** start **

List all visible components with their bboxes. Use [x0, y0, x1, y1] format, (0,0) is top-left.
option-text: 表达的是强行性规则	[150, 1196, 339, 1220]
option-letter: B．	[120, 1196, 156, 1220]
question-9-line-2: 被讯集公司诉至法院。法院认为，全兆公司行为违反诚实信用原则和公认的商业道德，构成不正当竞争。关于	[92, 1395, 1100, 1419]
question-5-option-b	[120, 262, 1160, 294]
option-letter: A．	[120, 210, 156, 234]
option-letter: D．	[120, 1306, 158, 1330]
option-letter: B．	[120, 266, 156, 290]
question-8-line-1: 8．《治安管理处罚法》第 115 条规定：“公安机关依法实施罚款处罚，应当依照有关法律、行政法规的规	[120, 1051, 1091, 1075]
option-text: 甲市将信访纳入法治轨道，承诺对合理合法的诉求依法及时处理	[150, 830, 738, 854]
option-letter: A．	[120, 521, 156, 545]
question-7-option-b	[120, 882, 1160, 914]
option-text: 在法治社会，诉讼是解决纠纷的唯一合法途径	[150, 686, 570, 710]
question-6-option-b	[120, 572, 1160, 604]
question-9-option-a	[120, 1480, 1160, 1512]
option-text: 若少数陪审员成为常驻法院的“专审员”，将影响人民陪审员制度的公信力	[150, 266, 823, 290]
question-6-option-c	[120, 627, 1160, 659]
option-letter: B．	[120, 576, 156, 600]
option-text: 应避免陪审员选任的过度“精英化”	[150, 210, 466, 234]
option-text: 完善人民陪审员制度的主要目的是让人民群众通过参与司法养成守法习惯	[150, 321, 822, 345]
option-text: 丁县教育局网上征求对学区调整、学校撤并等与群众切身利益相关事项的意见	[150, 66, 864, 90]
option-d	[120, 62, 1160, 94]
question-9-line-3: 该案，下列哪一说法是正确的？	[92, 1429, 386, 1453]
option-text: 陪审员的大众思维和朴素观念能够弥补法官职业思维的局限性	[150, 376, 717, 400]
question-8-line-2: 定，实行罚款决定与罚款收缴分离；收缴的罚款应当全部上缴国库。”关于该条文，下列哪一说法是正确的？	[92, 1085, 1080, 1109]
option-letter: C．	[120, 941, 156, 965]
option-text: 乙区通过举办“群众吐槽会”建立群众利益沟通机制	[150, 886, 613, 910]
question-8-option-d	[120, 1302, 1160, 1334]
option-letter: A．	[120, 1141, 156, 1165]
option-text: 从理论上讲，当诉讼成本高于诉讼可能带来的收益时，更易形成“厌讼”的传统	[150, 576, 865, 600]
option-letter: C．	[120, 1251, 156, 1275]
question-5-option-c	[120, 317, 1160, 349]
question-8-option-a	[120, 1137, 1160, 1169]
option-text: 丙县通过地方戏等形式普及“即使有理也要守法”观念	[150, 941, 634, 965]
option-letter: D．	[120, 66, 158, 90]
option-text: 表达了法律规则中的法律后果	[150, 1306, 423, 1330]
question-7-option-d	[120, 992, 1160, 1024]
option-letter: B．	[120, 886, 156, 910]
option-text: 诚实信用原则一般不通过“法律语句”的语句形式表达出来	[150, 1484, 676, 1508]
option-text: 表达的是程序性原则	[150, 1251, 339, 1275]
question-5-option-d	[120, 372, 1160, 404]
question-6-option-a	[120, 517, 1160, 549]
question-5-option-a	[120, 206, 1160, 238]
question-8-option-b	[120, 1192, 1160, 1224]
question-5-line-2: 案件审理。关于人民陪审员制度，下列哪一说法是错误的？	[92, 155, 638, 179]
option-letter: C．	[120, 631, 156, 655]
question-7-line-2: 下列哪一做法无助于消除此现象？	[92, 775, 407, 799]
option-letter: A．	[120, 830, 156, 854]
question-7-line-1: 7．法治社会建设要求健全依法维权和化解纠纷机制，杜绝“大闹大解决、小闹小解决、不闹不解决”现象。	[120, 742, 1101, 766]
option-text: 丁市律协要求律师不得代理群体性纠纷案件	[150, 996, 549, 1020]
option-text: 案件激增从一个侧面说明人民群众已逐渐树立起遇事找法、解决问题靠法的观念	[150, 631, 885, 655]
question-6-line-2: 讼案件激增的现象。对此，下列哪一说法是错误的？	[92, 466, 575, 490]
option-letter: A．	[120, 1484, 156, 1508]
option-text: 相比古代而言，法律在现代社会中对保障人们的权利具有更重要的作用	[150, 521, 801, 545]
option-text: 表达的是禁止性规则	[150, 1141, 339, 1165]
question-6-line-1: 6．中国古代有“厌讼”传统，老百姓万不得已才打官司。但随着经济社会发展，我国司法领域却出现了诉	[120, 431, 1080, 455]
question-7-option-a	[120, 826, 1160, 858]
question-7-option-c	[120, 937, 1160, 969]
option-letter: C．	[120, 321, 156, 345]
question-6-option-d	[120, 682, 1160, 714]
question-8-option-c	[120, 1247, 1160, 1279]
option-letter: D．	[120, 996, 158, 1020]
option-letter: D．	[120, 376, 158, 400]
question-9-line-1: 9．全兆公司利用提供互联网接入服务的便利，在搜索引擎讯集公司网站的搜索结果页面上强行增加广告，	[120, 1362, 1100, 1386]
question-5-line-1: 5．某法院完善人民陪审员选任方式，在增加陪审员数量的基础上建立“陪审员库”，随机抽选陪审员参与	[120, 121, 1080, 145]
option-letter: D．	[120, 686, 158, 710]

** end **

Return all of the data above, every line unchanged and in the same order.

WRITTEN RESPONSE:
List all visible components with their bboxes. Use [x0, y0, x1, y1] format, (0,0) is top-left.
option-text: 表达的是强行性规则	[150, 1196, 339, 1220]
option-letter: B．	[120, 1196, 156, 1220]
question-9-line-2: 被讯集公司诉至法院。法院认为，全兆公司行为违反诚实信用原则和公认的商业道德，构成不正当竞争。关于	[92, 1395, 1100, 1419]
question-5-option-b	[120, 262, 1160, 294]
option-letter: A．	[120, 210, 156, 234]
option-letter: D．	[120, 1306, 158, 1330]
option-letter: B．	[120, 266, 156, 290]
question-8-line-1: 8．《治安管理处罚法》第 115 条规定：“公安机关依法实施罚款处罚，应当依照有关法律、行政法规的规	[120, 1051, 1091, 1075]
option-text: 甲市将信访纳入法治轨道，承诺对合理合法的诉求依法及时处理	[150, 830, 738, 854]
option-letter: A．	[120, 521, 156, 545]
question-7-option-b	[120, 882, 1160, 914]
option-text: 在法治社会，诉讼是解决纠纷的唯一合法途径	[150, 686, 570, 710]
question-6-option-b	[120, 572, 1160, 604]
question-9-option-a	[120, 1480, 1160, 1512]
option-text: 若少数陪审员成为常驻法院的“专审员”，将影响人民陪审员制度的公信力	[150, 266, 823, 290]
question-6-option-c	[120, 627, 1160, 659]
option-letter: B．	[120, 576, 156, 600]
option-text: 应避免陪审员选任的过度“精英化”	[150, 210, 466, 234]
option-text: 完善人民陪审员制度的主要目的是让人民群众通过参与司法养成守法习惯	[150, 321, 822, 345]
option-text: 丁县教育局网上征求对学区调整、学校撤并等与群众切身利益相关事项的意见	[150, 66, 864, 90]
option-d	[120, 62, 1160, 94]
question-9-line-3: 该案，下列哪一说法是正确的？	[92, 1429, 386, 1453]
option-text: 陪审员的大众思维和朴素观念能够弥补法官职业思维的局限性	[150, 376, 717, 400]
question-8-line-2: 定，实行罚款决定与罚款收缴分离；收缴的罚款应当全部上缴国库。”关于该条文，下列哪一说法是正确的？	[92, 1085, 1080, 1109]
option-letter: C．	[120, 941, 156, 965]
option-text: 乙区通过举办“群众吐槽会”建立群众利益沟通机制	[150, 886, 613, 910]
question-8-option-d	[120, 1302, 1160, 1334]
option-letter: A．	[120, 1141, 156, 1165]
option-text: 从理论上讲，当诉讼成本高于诉讼可能带来的收益时，更易形成“厌讼”的传统	[150, 576, 865, 600]
option-letter: C．	[120, 1251, 156, 1275]
question-5-option-c	[120, 317, 1160, 349]
question-8-option-a	[120, 1137, 1160, 1169]
option-text: 丙县通过地方戏等形式普及“即使有理也要守法”观念	[150, 941, 634, 965]
option-letter: D．	[120, 66, 158, 90]
option-text: 表达了法律规则中的法律后果	[150, 1306, 423, 1330]
question-7-option-d	[120, 992, 1160, 1024]
option-letter: B．	[120, 886, 156, 910]
option-text: 诚实信用原则一般不通过“法律语句”的语句形式表达出来	[150, 1484, 676, 1508]
option-text: 表达的是程序性原则	[150, 1251, 339, 1275]
question-5-option-d	[120, 372, 1160, 404]
question-6-option-a	[120, 517, 1160, 549]
question-5-option-a	[120, 206, 1160, 238]
question-8-option-b	[120, 1192, 1160, 1224]
question-5-line-2: 案件审理。关于人民陪审员制度，下列哪一说法是错误的？	[92, 155, 638, 179]
option-letter: C．	[120, 631, 156, 655]
question-7-line-2: 下列哪一做法无助于消除此现象？	[92, 775, 407, 799]
option-letter: A．	[120, 830, 156, 854]
question-7-line-1: 7．法治社会建设要求健全依法维权和化解纠纷机制，杜绝“大闹大解决、小闹小解决、不闹不解决”现象。	[120, 742, 1101, 766]
option-text: 丁市律协要求律师不得代理群体性纠纷案件	[150, 996, 549, 1020]
option-text: 案件激增从一个侧面说明人民群众已逐渐树立起遇事找法、解决问题靠法的观念	[150, 631, 885, 655]
question-6-line-2: 讼案件激增的现象。对此，下列哪一说法是错误的？	[92, 466, 575, 490]
option-letter: A．	[120, 1484, 156, 1508]
option-text: 相比古代而言，法律在现代社会中对保障人们的权利具有更重要的作用	[150, 521, 801, 545]
option-text: 表达的是禁止性规则	[150, 1141, 339, 1165]
question-6-line-1: 6．中国古代有“厌讼”传统，老百姓万不得已才打官司。但随着经济社会发展，我国司法领域却出现了诉	[120, 431, 1080, 455]
question-7-option-a	[120, 826, 1160, 858]
question-7-option-c	[120, 937, 1160, 969]
option-letter: C．	[120, 321, 156, 345]
question-6-option-d	[120, 682, 1160, 714]
question-8-option-c	[120, 1247, 1160, 1279]
option-letter: D．	[120, 996, 158, 1020]
option-letter: D．	[120, 376, 158, 400]
question-9-line-1: 9．全兆公司利用提供互联网接入服务的便利，在搜索引擎讯集公司网站的搜索结果页面上强行增加广告，	[120, 1362, 1100, 1386]
question-5-line-1: 5．某法院完善人民陪审员选任方式，在增加陪审员数量的基础上建立“陪审员库”，随机抽选陪审员参与	[120, 121, 1080, 145]
option-letter: D．	[120, 686, 158, 710]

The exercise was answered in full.